EXERCISE DESCRIPTION - Write each line exactly, from the line that holds "What does this" through the final line of the material, and no other line.

SUPPLIED RECORDS -
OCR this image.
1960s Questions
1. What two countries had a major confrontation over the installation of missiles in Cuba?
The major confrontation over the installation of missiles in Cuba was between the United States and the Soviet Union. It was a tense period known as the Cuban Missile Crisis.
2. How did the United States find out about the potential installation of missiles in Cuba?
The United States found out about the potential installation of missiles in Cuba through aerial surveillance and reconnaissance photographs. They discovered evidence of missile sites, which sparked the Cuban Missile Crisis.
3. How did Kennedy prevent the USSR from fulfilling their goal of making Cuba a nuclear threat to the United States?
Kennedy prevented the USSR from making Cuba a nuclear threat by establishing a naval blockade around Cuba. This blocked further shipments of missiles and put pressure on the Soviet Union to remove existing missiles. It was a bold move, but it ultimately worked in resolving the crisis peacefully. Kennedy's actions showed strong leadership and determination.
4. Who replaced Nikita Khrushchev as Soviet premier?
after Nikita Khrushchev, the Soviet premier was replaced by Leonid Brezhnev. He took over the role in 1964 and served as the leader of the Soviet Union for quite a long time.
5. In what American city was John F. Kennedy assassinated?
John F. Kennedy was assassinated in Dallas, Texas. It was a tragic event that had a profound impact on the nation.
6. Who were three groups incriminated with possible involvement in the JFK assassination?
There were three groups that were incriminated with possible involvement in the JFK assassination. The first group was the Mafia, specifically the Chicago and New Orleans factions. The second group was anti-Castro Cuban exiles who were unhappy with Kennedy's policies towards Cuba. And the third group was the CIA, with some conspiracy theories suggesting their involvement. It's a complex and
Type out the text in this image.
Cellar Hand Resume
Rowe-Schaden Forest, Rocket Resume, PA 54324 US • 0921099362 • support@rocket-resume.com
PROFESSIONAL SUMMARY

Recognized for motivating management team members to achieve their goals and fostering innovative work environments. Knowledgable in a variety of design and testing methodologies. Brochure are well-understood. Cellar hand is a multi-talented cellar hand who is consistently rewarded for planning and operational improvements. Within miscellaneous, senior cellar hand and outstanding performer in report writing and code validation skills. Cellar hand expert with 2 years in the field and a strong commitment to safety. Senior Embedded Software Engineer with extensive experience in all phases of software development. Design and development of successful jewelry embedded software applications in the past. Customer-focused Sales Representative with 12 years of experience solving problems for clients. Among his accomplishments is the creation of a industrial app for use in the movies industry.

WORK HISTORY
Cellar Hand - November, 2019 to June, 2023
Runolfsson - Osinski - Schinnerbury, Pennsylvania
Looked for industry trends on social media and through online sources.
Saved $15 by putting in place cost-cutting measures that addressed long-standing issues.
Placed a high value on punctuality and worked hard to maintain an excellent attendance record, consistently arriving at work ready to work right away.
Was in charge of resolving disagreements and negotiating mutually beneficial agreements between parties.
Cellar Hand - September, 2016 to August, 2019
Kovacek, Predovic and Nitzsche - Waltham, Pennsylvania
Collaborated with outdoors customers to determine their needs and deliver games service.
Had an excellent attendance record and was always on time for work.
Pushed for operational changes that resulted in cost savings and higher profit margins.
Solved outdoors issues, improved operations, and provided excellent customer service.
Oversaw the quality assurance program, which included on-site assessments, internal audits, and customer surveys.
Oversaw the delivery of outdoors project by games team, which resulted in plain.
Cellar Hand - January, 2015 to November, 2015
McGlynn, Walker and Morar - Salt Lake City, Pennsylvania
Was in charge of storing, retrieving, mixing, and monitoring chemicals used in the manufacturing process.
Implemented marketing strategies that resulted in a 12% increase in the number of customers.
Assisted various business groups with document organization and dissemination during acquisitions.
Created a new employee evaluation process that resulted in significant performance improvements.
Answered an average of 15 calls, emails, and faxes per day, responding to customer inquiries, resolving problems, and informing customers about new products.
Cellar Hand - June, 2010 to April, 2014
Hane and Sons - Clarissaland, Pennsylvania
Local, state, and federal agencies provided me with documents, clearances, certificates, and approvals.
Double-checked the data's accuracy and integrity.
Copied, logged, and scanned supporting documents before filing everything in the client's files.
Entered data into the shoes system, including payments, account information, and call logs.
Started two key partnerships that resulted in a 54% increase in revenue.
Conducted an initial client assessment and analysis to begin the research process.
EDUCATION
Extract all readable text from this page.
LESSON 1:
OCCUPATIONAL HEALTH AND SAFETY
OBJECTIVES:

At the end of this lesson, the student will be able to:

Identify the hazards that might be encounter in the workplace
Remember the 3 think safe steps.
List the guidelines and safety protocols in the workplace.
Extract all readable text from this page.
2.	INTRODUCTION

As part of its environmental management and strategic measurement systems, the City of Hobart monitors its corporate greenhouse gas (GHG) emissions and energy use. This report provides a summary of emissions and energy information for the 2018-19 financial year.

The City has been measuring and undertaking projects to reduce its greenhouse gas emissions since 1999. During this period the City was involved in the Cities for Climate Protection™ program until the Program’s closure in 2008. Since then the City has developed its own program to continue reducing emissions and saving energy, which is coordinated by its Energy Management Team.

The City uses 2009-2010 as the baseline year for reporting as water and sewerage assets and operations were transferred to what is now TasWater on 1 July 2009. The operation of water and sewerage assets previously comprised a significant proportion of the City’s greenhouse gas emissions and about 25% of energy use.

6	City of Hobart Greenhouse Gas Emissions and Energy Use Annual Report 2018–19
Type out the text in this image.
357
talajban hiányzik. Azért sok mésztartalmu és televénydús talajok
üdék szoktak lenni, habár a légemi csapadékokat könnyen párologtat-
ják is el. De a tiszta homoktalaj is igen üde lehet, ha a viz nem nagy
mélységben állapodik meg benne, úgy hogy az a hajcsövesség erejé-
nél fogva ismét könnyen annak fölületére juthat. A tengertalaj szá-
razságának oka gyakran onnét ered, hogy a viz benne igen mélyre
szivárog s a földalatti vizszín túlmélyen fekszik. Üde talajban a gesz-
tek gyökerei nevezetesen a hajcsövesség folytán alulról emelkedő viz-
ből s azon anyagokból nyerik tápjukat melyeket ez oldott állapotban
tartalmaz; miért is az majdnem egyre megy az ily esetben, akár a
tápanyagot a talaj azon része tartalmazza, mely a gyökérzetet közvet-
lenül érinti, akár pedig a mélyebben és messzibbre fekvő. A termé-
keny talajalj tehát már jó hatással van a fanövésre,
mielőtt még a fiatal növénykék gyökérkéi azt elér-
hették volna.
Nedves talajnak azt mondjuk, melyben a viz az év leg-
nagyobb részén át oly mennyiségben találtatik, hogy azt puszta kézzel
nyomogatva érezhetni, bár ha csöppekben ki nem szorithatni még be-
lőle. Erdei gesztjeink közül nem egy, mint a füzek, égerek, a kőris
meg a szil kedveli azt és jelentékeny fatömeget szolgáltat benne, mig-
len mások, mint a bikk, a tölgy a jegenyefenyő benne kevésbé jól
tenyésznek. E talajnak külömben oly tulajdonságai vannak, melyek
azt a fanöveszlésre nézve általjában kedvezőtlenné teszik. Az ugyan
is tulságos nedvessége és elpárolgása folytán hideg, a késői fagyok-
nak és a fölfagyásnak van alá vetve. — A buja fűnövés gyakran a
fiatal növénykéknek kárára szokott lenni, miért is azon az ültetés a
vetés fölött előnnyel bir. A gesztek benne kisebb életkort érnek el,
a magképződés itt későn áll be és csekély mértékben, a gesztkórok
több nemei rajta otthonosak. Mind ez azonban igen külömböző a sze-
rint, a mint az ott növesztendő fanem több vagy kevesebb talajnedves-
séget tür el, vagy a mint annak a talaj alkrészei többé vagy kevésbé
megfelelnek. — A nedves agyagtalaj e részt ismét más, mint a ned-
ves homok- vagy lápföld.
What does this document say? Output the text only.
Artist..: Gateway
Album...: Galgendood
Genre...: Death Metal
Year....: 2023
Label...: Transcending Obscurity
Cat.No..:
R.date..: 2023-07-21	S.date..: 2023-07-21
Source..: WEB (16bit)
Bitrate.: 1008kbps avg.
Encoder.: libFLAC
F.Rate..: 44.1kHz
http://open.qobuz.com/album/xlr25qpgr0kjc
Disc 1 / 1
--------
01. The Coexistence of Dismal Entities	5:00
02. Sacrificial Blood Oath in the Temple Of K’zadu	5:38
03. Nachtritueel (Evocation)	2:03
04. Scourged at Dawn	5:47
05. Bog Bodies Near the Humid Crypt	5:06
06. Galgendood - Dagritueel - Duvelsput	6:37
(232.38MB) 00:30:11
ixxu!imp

THE REPLY -
What does this document say? Output the text only.
Artist..: Gateway
Album...: Galgendood
Genre...: Death Metal
Year....: 2023
Label...: Transcending Obscurity
Cat.No..:
R.date..: 2023-07-21	S.date..: 2023-07-21
Source..: WEB (16bit)
Bitrate.: 1008kbps avg.
Encoder.: libFLAC
F.Rate..: 44.1kHz
http://open.qobuz.com/album/xlr25qpgr0kjc
Disc 1 / 1
--------
01. The Coexistence of Dismal Entities	5:00
02. Sacrificial Blood Oath in the Temple Of K’zadu	5:38
03. Nachtritueel (Evocation)	2:03
04. Scourged at Dawn	5:47
05. Bog Bodies Near the Humid Crypt	5:06
06. Galgendood - Dagritueel - Duvelsput	6:37
(232.38MB) 00:30:11
ixxu!imp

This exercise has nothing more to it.